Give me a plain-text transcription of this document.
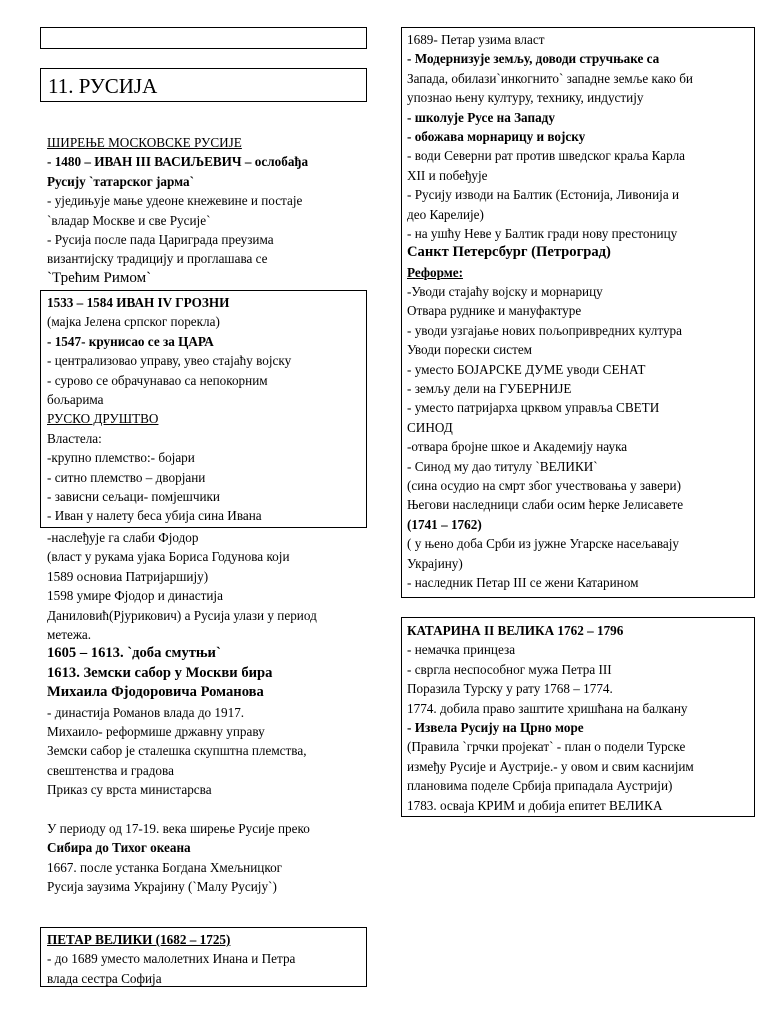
11. РУСИЈА
ШИРЕЊЕ МОСКОВСКЕ РУСИЈЕ
- 1480 – ИВАН III ВАСИЉЕВИЧ – ослобађа
Русију `татарског јарма`
- уједињује мање удеоне кнежевине и постаје
`владар Москве и све Русије`
- Русија после пада Цариграда преузима
византијску традицију и проглашава се
`Трећим Римом`
1533 – 1584 ИВАН IV ГРОЗНИ
(мајка Јелена српског порекла)
- 1547- крунисао се за ЦАРА
- централизовао управу, увео стајаћу војску
- сурово се обрачунавао са непокорним
бољарима
РУСКО ДРУШТВО
Властела:
-крупно племство:- бојари
- ситно племство – дворјани
- зависни сељаци- помјешчики
- Иван у налету беса убија сина Ивана
-наслеђује га слаби Фјодор
(власт у рукама ујака Бориса Годунова који
1589 основиа Патријаршију)
1598 умире Фјодор и династија
Даниловић(Рјурикович) а Русија улази у период
метежа.
1605 – 1613. `доба смутњи`
1613. Земски сабор у Москви бира
Михаила Фјодоровича Романова
- династија Романов влада до 1917.
Михаило- реформише државну управу
Земски сабор је сталешка скупштна племства,
свештенства и градова
Приказ су врста министарсва
У периоду од 17-19. века ширење Русије преко
Сибира до Тихог океана
1667. после устанка Богдана Хмељницког
Русија заузима Украјину (`Малу Русију`)
ПЕТАР ВЕЛИКИ (1682 – 1725)
- до 1689 уместо малолетних Инана и Петра
влада сестра Софија
1689- Петар узима власт
- Модернизује земљу, доводи стручњаке са
Запада, обилази`инкогнито` западне земље како би
упознао њену културу, технику, индустију
- школује Русе на Западу
- обожава морнарицу и војску
- води Северни рат против шведског краља Карла
XII и побеђује
- Русију изводи на Балтик (Естонија, Ливонија и
део Карелије)
- на ушћу Неве у Балтик гради нову престоницу
Санкт Петерсбург (Петроград)
Реформе:
-Уводи стајаћу војску и морнарицу
Отвара руднике и мануфактуре
- уводи узгајање нових пољопривредних култура
Уводи порески систем
- уместо БОЈАРСКЕ ДУМЕ уводи СЕНАТ
- земљу дели на ГУБЕРНИЈЕ
- уместо патријарха црквом управља СВЕТИ
СИНОД
-отвара бројне шкое и Академију наука
- Синод му дао титулу `ВЕЛИКИ`
(сина осудио на смрт због учествовања у завери)
Његови наследници слаби осим ћерке Јелисавете
(1741 – 1762)
( у њено доба Срби из јужне Угарске насељавају
Украјину)
- наследник Петар III се жени Катарином
КАТАРИНА II ВЕЛИКА 1762 – 1796
- немачка принцеза
- свргла неспособног мужа Петра III
Поразила Турску у рату 1768 – 1774.
1774. добила право заштите хришћана на балкану
- Извела Русију на Црно море
(Правила `грчки пројекат` - план о подели Турске
између Русије и Аустрије.- у овом и свим каснијим
плановима поделе Србија припадала Аустрији)
1783. осваја КРИМ и добија епитет ВЕЛИКА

Exercise details: In the listing, find every line containing the word "управу" and list it.

Response below:
- централизовао управу, увео стајаћу војску
Михаило- реформише државну управу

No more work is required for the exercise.